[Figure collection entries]

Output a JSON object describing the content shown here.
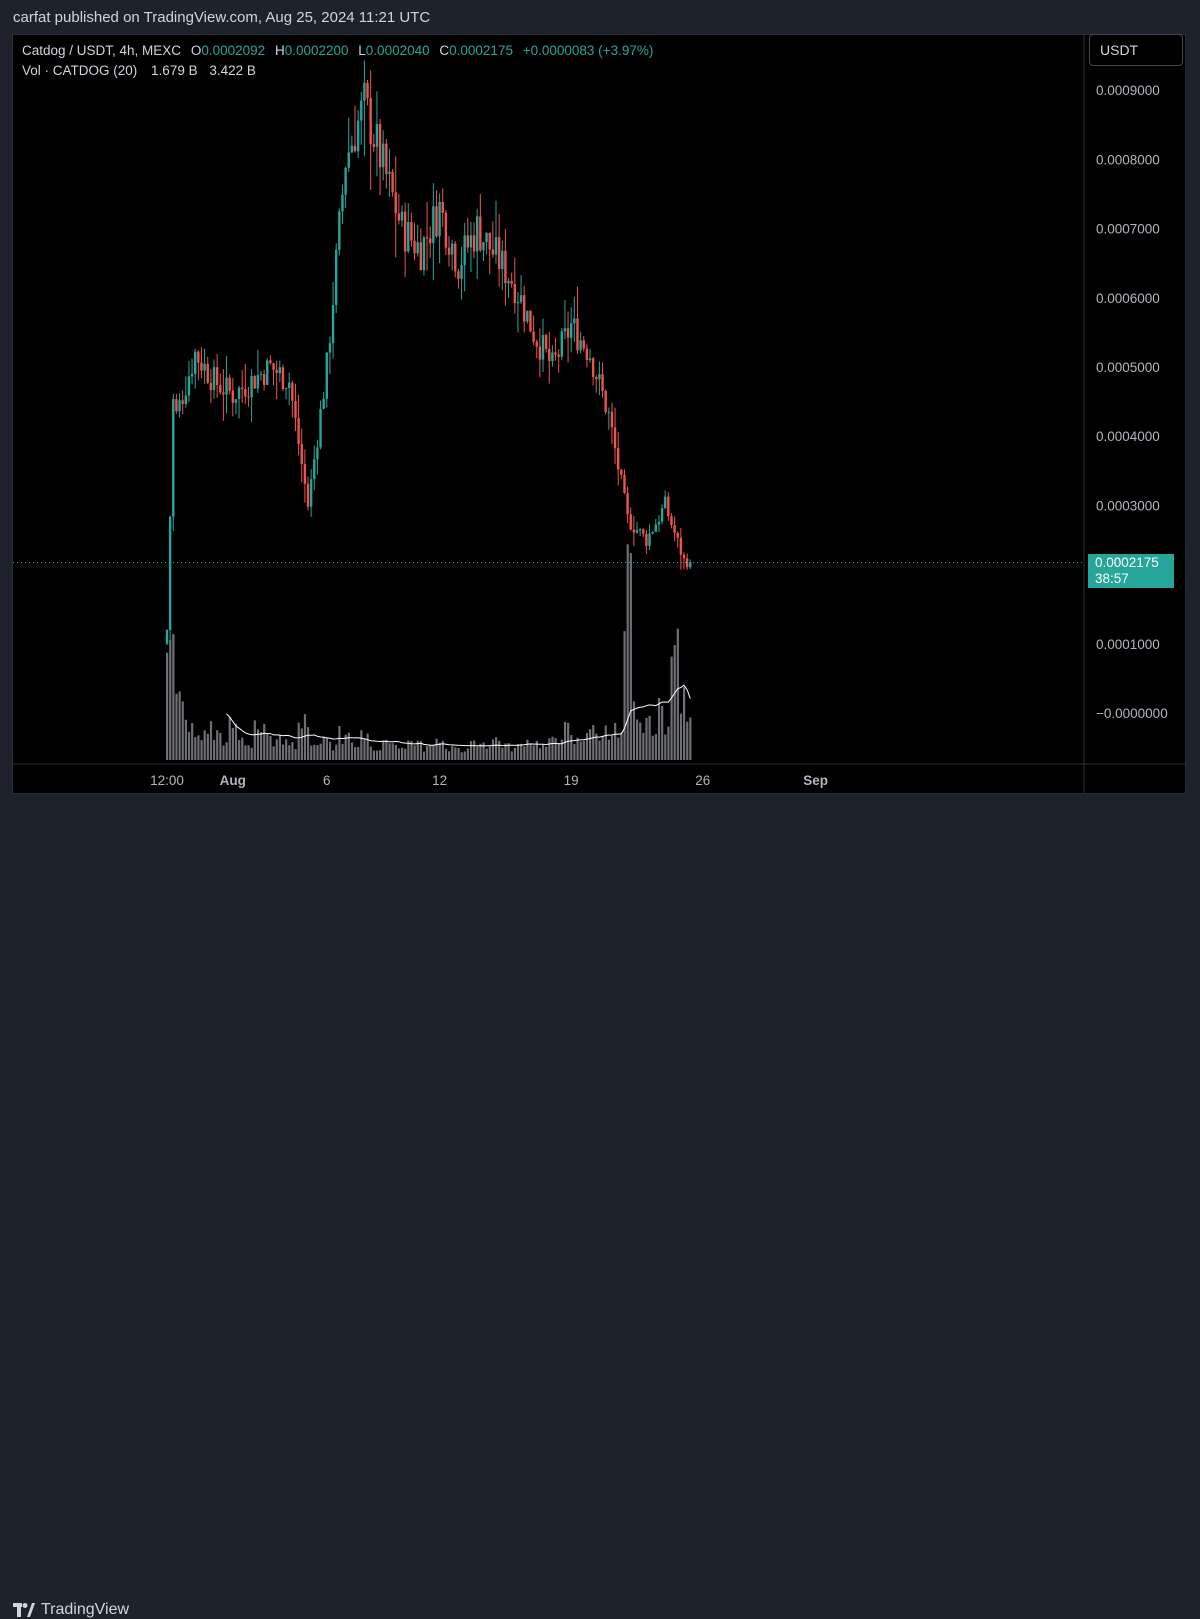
{
  "header": {
    "publish_line": "carfat published on TradingView.com, Aug 25, 2024 11:21 UTC"
  },
  "legend": {
    "symbol": "Catdog / USDT, 4h, MEXC",
    "open_label": "O",
    "open": "0.0002092",
    "high_label": "H",
    "high": "0.0002200",
    "low_label": "L",
    "low": "0.0002040",
    "close_label": "C",
    "close": "0.0002175",
    "change": "+0.0000083 (+3.97%)",
    "volume_label": "Vol · CATDOG (20)",
    "volume_value": "1.679 B",
    "volume_ma": "3.422 B"
  },
  "price_axis": {
    "currency": "USDT",
    "tick_labels": [
      "0.0009000",
      "0.0008000",
      "0.0007000",
      "0.0006000",
      "0.0005000",
      "0.0004000",
      "0.0003000",
      "0.0001000",
      "−0.0000000"
    ],
    "current_price": "0.0002175",
    "countdown": "38:57"
  },
  "brand": {
    "name": "TradingView"
  },
  "colors": {
    "up": "#26a69a",
    "down": "#ef5350",
    "volume": "#6d6f74",
    "volume_ma": "#ffffff",
    "background": "#000000"
  },
  "chart_data": {
    "type": "candlestick",
    "interval": "4h",
    "x_tick_labels": [
      "12:00",
      "Aug",
      "6",
      "12",
      "19",
      "26",
      "Sep"
    ],
    "x_ticks": [
      {
        "label": "12:00",
        "date": "2024-07-28"
      },
      {
        "label": "Aug",
        "date": "2024-08-01"
      },
      {
        "label": "6",
        "date": "2024-08-06"
      },
      {
        "label": "12",
        "date": "2024-08-12"
      },
      {
        "label": "19",
        "date": "2024-08-19"
      },
      {
        "label": "26",
        "date": "2024-08-26"
      },
      {
        "label": "Sep",
        "date": "2024-09-01"
      }
    ],
    "ylim": [
      -1e-05,
      0.00092
    ],
    "last_price": 0.0002175,
    "trend": [
      {
        "date": "2024-07-28",
        "price": 0.00012
      },
      {
        "date": "2024-07-28",
        "price": 0.00045
      },
      {
        "date": "2024-07-29",
        "price": 0.00043
      },
      {
        "date": "2024-07-30",
        "price": 0.00052
      },
      {
        "date": "2024-07-31",
        "price": 0.00048
      },
      {
        "date": "2024-08-01",
        "price": 0.00046
      },
      {
        "date": "2024-08-03",
        "price": 0.0005
      },
      {
        "date": "2024-08-04",
        "price": 0.00048
      },
      {
        "date": "2024-08-05",
        "price": 0.0003
      },
      {
        "date": "2024-08-06",
        "price": 0.0005
      },
      {
        "date": "2024-08-07",
        "price": 0.0008
      },
      {
        "date": "2024-08-08",
        "price": 0.00088
      },
      {
        "date": "2024-08-09",
        "price": 0.00079
      },
      {
        "date": "2024-08-10",
        "price": 0.0007
      },
      {
        "date": "2024-08-11",
        "price": 0.00067
      },
      {
        "date": "2024-08-12",
        "price": 0.00073
      },
      {
        "date": "2024-08-13",
        "price": 0.00065
      },
      {
        "date": "2024-08-14",
        "price": 0.0007
      },
      {
        "date": "2024-08-15",
        "price": 0.00066
      },
      {
        "date": "2024-08-16",
        "price": 0.00062
      },
      {
        "date": "2024-08-17",
        "price": 0.00055
      },
      {
        "date": "2024-08-18",
        "price": 0.0005
      },
      {
        "date": "2024-08-19",
        "price": 0.00056
      },
      {
        "date": "2024-08-20",
        "price": 0.00052
      },
      {
        "date": "2024-08-21",
        "price": 0.00043
      },
      {
        "date": "2024-08-22",
        "price": 0.00028
      },
      {
        "date": "2024-08-23",
        "price": 0.00025
      },
      {
        "date": "2024-08-24",
        "price": 0.0003
      },
      {
        "date": "2024-08-25",
        "price": 0.00022
      }
    ],
    "volume": {
      "ma_period": 20,
      "relative_bars_to_aug_25": [
        0.72,
        0.61,
        0.31,
        0.27,
        0.19,
        0.16,
        0.12,
        0.11,
        0.15,
        0.17,
        0.12,
        0.14,
        0.1,
        0.08,
        0.18,
        0.16,
        0.11,
        0.09,
        0.08,
        0.21,
        0.17,
        0.15,
        0.12,
        0.1,
        0.09,
        0.1,
        0.14,
        0.11,
        0.08,
        0.2,
        0.19,
        0.15,
        0.1,
        0.09,
        0.08,
        0.12,
        0.11,
        0.07,
        0.18,
        0.1,
        0.13,
        0.09,
        0.08,
        0.17,
        0.13,
        0.09,
        0.07,
        0.06,
        0.08,
        0.11,
        0.09,
        0.07,
        0.05,
        0.06,
        0.08,
        0.1,
        0.09,
        0.06,
        0.06,
        0.07,
        0.09,
        0.1,
        0.07,
        0.06,
        0.08,
        0.07,
        0.05,
        0.06,
        0.08,
        0.1,
        0.09,
        0.07,
        0.09,
        0.11,
        0.1,
        0.08,
        0.07,
        0.06,
        0.07,
        0.08,
        0.1,
        0.11,
        0.09,
        0.08,
        0.07,
        0.09,
        0.1,
        0.12,
        0.14,
        0.16,
        0.11,
        0.09,
        0.1,
        0.12,
        0.17,
        0.15,
        0.13,
        0.11,
        0.2,
        0.15,
        0.16,
        0.12,
        0.65,
        0.9,
        0.25,
        0.18,
        0.17,
        0.22,
        0.18,
        0.14,
        0.26,
        0.18,
        0.25,
        0.52,
        0.64,
        0.3,
        0.24,
        0.18
      ]
    }
  }
}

* GIVEN INSTRUCTION *
Your task is to copy the entries in full and exactly, without any images.

* WRITTEN REPLY *
Output a JSON object describing the content shown here.
{
  "header": {
    "publish_line": "carfat published on TradingView.com, Aug 25, 2024 11:21 UTC"
  },
  "legend": {
    "symbol": "Catdog / USDT, 4h, MEXC",
    "open_label": "O",
    "open": "0.0002092",
    "high_label": "H",
    "high": "0.0002200",
    "low_label": "L",
    "low": "0.0002040",
    "close_label": "C",
    "close": "0.0002175",
    "change": "+0.0000083 (+3.97%)",
    "volume_label": "Vol · CATDOG (20)",
    "volume_value": "1.679 B",
    "volume_ma": "3.422 B"
  },
  "price_axis": {
    "currency": "USDT",
    "tick_labels": [
      "0.0009000",
      "0.0008000",
      "0.0007000",
      "0.0006000",
      "0.0005000",
      "0.0004000",
      "0.0003000",
      "0.0001000",
      "−0.0000000"
    ],
    "current_price": "0.0002175",
    "countdown": "38:57"
  },
  "brand": {
    "name": "TradingView"
  },
  "colors": {
    "up": "#26a69a",
    "down": "#ef5350",
    "volume": "#6d6f74",
    "volume_ma": "#ffffff",
    "background": "#000000"
  },
  "chart_data": {
    "type": "candlestick",
    "interval": "4h",
    "x_tick_labels": [
      "12:00",
      "Aug",
      "6",
      "12",
      "19",
      "26",
      "Sep"
    ],
    "x_ticks": [
      {
        "label": "12:00",
        "date": "2024-07-28"
      },
      {
        "label": "Aug",
        "date": "2024-08-01"
      },
      {
        "label": "6",
        "date": "2024-08-06"
      },
      {
        "label": "12",
        "date": "2024-08-12"
      },
      {
        "label": "19",
        "date": "2024-08-19"
      },
      {
        "label": "26",
        "date": "2024-08-26"
      },
      {
        "label": "Sep",
        "date": "2024-09-01"
      }
    ],
    "ylim": [
      -1e-05,
      0.00092
    ],
    "last_price": 0.0002175,
    "trend": [
      {
        "date": "2024-07-28",
        "price": 0.00012
      },
      {
        "date": "2024-07-28",
        "price": 0.00045
      },
      {
        "date": "2024-07-29",
        "price": 0.00043
      },
      {
        "date": "2024-07-30",
        "price": 0.00052
      },
      {
        "date": "2024-07-31",
        "price": 0.00048
      },
      {
        "date": "2024-08-01",
        "price": 0.00046
      },
      {
        "date": "2024-08-03",
        "price": 0.0005
      },
      {
        "date": "2024-08-04",
        "price": 0.00048
      },
      {
        "date": "2024-08-05",
        "price": 0.0003
      },
      {
        "date": "2024-08-06",
        "price": 0.0005
      },
      {
        "date": "2024-08-07",
        "price": 0.0008
      },
      {
        "date": "2024-08-08",
        "price": 0.00088
      },
      {
        "date": "2024-08-09",
        "price": 0.00079
      },
      {
        "date": "2024-08-10",
        "price": 0.0007
      },
      {
        "date": "2024-08-11",
        "price": 0.00067
      },
      {
        "date": "2024-08-12",
        "price": 0.00073
      },
      {
        "date": "2024-08-13",
        "price": 0.00065
      },
      {
        "date": "2024-08-14",
        "price": 0.0007
      },
      {
        "date": "2024-08-15",
        "price": 0.00066
      },
      {
        "date": "2024-08-16",
        "price": 0.00062
      },
      {
        "date": "2024-08-17",
        "price": 0.00055
      },
      {
        "date": "2024-08-18",
        "price": 0.0005
      },
      {
        "date": "2024-08-19",
        "price": 0.00056
      },
      {
        "date": "2024-08-20",
        "price": 0.00052
      },
      {
        "date": "2024-08-21",
        "price": 0.00043
      },
      {
        "date": "2024-08-22",
        "price": 0.00028
      },
      {
        "date": "2024-08-23",
        "price": 0.00025
      },
      {
        "date": "2024-08-24",
        "price": 0.0003
      },
      {
        "date": "2024-08-25",
        "price": 0.00022
      }
    ],
    "volume": {
      "ma_period": 20,
      "relative_bars_to_aug_25": [
        0.72,
        0.61,
        0.31,
        0.27,
        0.19,
        0.16,
        0.12,
        0.11,
        0.15,
        0.17,
        0.12,
        0.14,
        0.1,
        0.08,
        0.18,
        0.16,
        0.11,
        0.09,
        0.08,
        0.21,
        0.17,
        0.15,
        0.12,
        0.1,
        0.09,
        0.1,
        0.14,
        0.11,
        0.08,
        0.2,
        0.19,
        0.15,
        0.1,
        0.09,
        0.08,
        0.12,
        0.11,
        0.07,
        0.18,
        0.1,
        0.13,
        0.09,
        0.08,
        0.17,
        0.13,
        0.09,
        0.07,
        0.06,
        0.08,
        0.11,
        0.09,
        0.07,
        0.05,
        0.06,
        0.08,
        0.1,
        0.09,
        0.06,
        0.06,
        0.07,
        0.09,
        0.1,
        0.07,
        0.06,
        0.08,
        0.07,
        0.05,
        0.06,
        0.08,
        0.1,
        0.09,
        0.07,
        0.09,
        0.11,
        0.1,
        0.08,
        0.07,
        0.06,
        0.07,
        0.08,
        0.1,
        0.11,
        0.09,
        0.08,
        0.07,
        0.09,
        0.1,
        0.12,
        0.14,
        0.16,
        0.11,
        0.09,
        0.1,
        0.12,
        0.17,
        0.15,
        0.13,
        0.11,
        0.2,
        0.15,
        0.16,
        0.12,
        0.65,
        0.9,
        0.25,
        0.18,
        0.17,
        0.22,
        0.18,
        0.14,
        0.26,
        0.18,
        0.25,
        0.52,
        0.64,
        0.3,
        0.24,
        0.18
      ]
    }
  }
}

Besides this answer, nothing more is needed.